- The data
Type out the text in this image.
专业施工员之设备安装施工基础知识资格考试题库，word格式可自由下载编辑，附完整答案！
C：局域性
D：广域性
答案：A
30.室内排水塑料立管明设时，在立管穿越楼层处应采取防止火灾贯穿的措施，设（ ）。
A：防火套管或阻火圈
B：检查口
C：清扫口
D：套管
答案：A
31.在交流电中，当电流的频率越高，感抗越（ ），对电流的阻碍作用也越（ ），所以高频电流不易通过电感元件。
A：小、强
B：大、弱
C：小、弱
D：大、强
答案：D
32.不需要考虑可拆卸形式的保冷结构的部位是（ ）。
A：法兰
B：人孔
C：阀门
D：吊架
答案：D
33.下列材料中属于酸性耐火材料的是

- Do this
Each of the records should be retyped exactly.

- Solution for this problem
Type out the text in this image.
专业施工员之设备安装施工基础知识资格考试题库，word格式可自由下载编辑，附完整答案！
C：局域性
D：广域性
答案：A
30.室内排水塑料立管明设时，在立管穿越楼层处应采取防止火灾贯穿的措施，设（ ）。
A：防火套管或阻火圈
B：检查口
C：清扫口
D：套管
答案：A
31.在交流电中，当电流的频率越高，感抗越（ ），对电流的阻碍作用也越（ ），所以高频电流不易通过电感元件。
A：小、强
B：大、弱
C：小、弱
D：大、强
答案：D
32.不需要考虑可拆卸形式的保冷结构的部位是（ ）。
A：法兰
B：人孔
C：阀门
D：吊架
答案：D
33.下列材料中属于酸性耐火材料的是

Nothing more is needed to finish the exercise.